SHORT TASK: Arrange every line of the material below into a numbered list, skipping any blank lines.
━━━ GIVEN RECORDS
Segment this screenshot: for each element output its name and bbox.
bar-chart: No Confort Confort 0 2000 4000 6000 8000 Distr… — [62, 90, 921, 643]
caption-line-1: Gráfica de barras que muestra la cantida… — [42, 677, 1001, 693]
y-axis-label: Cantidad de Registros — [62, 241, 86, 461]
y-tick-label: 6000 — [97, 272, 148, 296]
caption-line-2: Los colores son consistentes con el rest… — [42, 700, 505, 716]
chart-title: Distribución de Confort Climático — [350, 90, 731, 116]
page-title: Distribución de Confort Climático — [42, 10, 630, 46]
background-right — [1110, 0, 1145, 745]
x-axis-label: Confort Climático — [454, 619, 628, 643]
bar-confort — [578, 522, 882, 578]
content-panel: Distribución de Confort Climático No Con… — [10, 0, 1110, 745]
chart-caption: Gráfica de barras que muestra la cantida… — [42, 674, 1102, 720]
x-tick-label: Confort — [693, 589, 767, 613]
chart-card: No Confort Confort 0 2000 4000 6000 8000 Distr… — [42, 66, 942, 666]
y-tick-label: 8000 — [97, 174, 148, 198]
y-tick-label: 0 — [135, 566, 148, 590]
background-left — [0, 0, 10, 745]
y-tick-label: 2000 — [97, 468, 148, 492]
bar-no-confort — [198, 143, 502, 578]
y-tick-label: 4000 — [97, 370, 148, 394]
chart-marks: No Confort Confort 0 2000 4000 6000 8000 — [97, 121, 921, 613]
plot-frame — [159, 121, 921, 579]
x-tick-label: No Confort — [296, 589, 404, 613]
━━━━━━
SOLUTION:
1. Segment this screenshot: for each element output its name and bbox.
2. bar-chart: No Confort Confort 0 2000 4000 6000 8000 Distr… — [62, 90, 921, 643]
3. caption-line-1: Gráfica de barras que muestra la cantida… — [42, 677, 1001, 693]
4. y-axis-label: Cantidad de Registros — [62, 241, 86, 461]
5. y-tick-label: 6000 — [97, 272, 148, 296]
6. caption-line-2: Los colores son consistentes con el rest… — [42, 700, 505, 716]
7. chart-title: Distribución de Confort Climático — [350, 90, 731, 116]
8. page-title: Distribución de Confort Climático — [42, 10, 630, 46]
9. background-right — [1110, 0, 1145, 745]
10. x-axis-label: Confort Climático — [454, 619, 628, 643]
11. bar-confort — [578, 522, 882, 578]
12. content-panel: Distribución de Confort Climático No Con… — [10, 0, 1110, 745]
13. chart-caption: Gráfica de barras que muestra la cantida… — [42, 674, 1102, 720]
14. x-tick-label: Confort — [693, 589, 767, 613]
15. chart-card: No Confort Confort 0 2000 4000 6000 8000 Distr… — [42, 66, 942, 666]
16. y-tick-label: 8000 — [97, 174, 148, 198]
17. y-tick-label: 0 — [135, 566, 148, 590]
18. background-left — [0, 0, 10, 745]
19. y-tick-label: 2000 — [97, 468, 148, 492]
20. bar-no-confort — [198, 143, 502, 578]
21. y-tick-label: 4000 — [97, 370, 148, 394]
22. chart-marks: No Confort Confort 0 2000 4000 6000 8000 — [97, 121, 921, 613]
23. plot-frame — [159, 121, 921, 579]
24. x-tick-label: No Confort — [296, 589, 404, 613]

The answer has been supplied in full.